Exercise text
★ ★ ★ ★

I have lots of "Rules of System Administration". Some day I'll write them all down and publish a book.
Today I got a reminder about the nuance of one:
Always provide reasonable defaults.
I happen to have been building an OpenShift Broker on Fedora 18, but it applies elsewhere. The OpenShift broker service is configured with the /etc/openshift/broker.conf file. The configuration file is a traditional line-oriented set of key/value pairs. That is, each pair is on one line, separated by an equals sign (=).
I was trying to set custom values to the Mongo database, but when I tried starting the broker application it would try to connect to the data store and fail. It indicated that it was trying to use the default value, ignoring my settings.
I fished around in the Rails environments files and several other places where I saw the same value until I figured out which one it was coming from (the right one, config/environments/production.rb).
I knew I'd set the values in my configuration file right, so why weren't they showing up?

★ ★ ★ ★

Directions
Continue the post about configuring the OpenShift broker from its last sentence.

Page segmentation data
★ ★ ★ ★

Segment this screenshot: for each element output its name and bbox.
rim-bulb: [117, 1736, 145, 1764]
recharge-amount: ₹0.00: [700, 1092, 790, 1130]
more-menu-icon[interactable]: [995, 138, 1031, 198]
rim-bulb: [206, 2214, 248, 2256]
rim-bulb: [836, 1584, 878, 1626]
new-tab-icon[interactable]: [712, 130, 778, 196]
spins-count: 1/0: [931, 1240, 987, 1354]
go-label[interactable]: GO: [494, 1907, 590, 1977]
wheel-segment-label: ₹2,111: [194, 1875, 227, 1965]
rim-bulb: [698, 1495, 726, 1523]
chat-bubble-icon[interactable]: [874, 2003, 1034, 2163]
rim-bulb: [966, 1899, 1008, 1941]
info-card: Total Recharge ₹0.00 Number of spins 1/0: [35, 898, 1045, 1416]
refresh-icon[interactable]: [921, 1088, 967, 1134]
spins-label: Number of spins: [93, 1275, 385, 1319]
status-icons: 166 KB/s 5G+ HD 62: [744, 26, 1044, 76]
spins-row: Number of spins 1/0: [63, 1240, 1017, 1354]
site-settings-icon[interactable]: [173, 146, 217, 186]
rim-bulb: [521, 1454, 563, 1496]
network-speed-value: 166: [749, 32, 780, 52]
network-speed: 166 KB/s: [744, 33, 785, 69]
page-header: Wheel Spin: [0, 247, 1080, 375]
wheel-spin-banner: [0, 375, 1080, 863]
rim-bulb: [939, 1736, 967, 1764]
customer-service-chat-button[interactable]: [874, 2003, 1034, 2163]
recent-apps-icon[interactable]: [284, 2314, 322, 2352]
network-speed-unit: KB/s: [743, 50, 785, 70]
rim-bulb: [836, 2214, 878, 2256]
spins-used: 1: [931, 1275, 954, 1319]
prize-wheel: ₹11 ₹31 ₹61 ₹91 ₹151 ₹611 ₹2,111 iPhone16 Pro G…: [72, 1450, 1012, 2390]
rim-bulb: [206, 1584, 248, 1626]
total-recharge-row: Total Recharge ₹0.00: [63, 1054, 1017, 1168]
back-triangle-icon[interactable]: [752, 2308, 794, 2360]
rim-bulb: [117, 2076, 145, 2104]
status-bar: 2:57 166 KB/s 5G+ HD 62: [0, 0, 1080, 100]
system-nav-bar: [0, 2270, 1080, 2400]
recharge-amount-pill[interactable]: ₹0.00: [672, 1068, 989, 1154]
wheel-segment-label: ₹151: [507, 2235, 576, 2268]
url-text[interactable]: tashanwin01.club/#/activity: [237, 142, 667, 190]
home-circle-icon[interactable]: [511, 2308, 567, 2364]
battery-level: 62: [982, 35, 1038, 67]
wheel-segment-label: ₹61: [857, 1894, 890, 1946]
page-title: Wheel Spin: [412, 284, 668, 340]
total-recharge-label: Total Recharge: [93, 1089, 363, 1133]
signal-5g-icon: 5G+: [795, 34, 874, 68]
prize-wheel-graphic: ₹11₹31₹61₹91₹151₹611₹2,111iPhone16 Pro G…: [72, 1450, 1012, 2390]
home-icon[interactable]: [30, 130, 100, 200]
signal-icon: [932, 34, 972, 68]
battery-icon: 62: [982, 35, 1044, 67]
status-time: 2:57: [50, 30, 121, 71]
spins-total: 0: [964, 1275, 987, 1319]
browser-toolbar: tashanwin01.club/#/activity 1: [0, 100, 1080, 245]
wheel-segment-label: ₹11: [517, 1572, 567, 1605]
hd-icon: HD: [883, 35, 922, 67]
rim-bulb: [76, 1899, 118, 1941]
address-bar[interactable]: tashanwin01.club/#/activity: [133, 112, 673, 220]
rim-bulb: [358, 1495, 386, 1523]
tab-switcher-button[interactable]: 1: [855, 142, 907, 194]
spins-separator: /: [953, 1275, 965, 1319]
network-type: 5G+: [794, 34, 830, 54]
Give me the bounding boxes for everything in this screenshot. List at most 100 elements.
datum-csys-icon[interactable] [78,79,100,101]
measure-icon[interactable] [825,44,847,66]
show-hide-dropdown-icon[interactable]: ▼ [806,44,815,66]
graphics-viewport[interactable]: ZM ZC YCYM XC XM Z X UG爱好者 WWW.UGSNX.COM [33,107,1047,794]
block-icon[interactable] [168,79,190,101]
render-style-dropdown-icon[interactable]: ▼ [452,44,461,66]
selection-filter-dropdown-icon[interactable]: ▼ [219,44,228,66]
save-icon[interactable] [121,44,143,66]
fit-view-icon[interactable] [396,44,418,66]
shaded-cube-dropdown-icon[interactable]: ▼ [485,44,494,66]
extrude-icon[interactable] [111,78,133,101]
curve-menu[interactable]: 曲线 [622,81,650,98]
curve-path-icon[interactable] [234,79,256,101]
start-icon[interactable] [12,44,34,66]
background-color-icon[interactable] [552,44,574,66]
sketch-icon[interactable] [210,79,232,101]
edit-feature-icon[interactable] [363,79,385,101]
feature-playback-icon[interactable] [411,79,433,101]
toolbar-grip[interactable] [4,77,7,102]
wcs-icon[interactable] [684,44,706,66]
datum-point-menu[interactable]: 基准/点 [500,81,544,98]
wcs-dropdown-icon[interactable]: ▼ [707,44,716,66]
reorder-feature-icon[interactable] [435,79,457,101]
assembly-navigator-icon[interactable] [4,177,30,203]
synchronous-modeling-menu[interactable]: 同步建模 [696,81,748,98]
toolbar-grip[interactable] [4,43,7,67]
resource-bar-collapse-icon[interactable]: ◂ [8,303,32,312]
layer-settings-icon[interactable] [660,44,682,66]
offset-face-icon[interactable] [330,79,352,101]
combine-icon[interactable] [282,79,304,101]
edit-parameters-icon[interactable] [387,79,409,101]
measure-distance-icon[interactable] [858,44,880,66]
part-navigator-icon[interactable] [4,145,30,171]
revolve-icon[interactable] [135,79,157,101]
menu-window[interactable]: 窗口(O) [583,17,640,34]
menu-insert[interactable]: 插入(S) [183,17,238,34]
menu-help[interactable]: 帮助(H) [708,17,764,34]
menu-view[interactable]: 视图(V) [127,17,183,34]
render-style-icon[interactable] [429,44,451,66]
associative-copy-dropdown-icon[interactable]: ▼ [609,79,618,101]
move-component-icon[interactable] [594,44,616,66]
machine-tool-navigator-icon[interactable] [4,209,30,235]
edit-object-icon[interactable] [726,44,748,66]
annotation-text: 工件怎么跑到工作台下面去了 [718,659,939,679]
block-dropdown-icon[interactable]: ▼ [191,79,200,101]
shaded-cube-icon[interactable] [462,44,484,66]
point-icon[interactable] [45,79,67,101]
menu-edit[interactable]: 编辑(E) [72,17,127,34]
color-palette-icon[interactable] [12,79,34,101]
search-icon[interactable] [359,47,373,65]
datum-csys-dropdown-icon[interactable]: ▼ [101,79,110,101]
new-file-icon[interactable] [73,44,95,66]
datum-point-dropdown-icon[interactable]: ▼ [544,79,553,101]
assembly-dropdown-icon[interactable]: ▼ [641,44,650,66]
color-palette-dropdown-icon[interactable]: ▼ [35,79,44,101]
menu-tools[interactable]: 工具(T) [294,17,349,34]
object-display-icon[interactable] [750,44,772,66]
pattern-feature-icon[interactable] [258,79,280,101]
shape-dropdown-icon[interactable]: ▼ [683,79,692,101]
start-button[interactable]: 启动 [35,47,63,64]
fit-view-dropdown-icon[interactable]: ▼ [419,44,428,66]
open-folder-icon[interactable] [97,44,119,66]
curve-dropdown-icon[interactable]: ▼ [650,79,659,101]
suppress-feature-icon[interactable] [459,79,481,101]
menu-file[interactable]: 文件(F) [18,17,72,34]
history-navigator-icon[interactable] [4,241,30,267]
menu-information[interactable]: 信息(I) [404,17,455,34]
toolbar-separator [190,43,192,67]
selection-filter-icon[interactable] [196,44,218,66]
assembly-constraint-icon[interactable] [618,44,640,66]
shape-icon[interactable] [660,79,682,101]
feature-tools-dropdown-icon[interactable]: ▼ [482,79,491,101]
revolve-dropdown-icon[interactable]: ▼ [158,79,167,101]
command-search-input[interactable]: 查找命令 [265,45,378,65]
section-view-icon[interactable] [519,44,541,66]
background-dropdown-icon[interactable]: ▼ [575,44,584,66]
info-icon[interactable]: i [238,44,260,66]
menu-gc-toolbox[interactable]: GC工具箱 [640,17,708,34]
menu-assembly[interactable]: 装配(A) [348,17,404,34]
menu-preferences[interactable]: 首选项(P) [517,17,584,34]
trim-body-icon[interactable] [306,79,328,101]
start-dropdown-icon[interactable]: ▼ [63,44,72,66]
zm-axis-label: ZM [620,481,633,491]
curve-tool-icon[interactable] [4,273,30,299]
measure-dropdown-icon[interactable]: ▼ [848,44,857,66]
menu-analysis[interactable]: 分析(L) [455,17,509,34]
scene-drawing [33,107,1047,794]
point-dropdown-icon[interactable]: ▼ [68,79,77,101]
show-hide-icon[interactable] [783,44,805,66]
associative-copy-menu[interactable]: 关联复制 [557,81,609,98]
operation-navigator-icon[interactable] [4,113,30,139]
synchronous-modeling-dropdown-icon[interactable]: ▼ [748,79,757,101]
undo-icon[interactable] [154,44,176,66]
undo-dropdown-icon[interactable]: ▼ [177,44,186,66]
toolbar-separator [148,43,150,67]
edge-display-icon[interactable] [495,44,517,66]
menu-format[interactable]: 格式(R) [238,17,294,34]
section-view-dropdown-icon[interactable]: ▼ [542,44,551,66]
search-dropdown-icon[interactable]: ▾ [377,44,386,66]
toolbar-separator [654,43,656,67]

★ ★ ★ ★

Result for this task
It turns out that the reason was that I hadn't set them right. I'd left the equal sign out when I made the substitutions. That's my problem. And that's not the real issue.
In looking at that default which looked like a real, good, usable value, I realized it shouldn't.
For most settings a "reasonable default value" is one that will nominally work. For access information and authentication, the reasonable default is "you didn't tell me what to do. I'm going to sit on my hands until you do". The system shouldn't work until you successfully set your own values.
There's one other thing. The system should not just spew garbage if you haven't set the values. It should very politely inform you that you're not done yet and what needs to be done.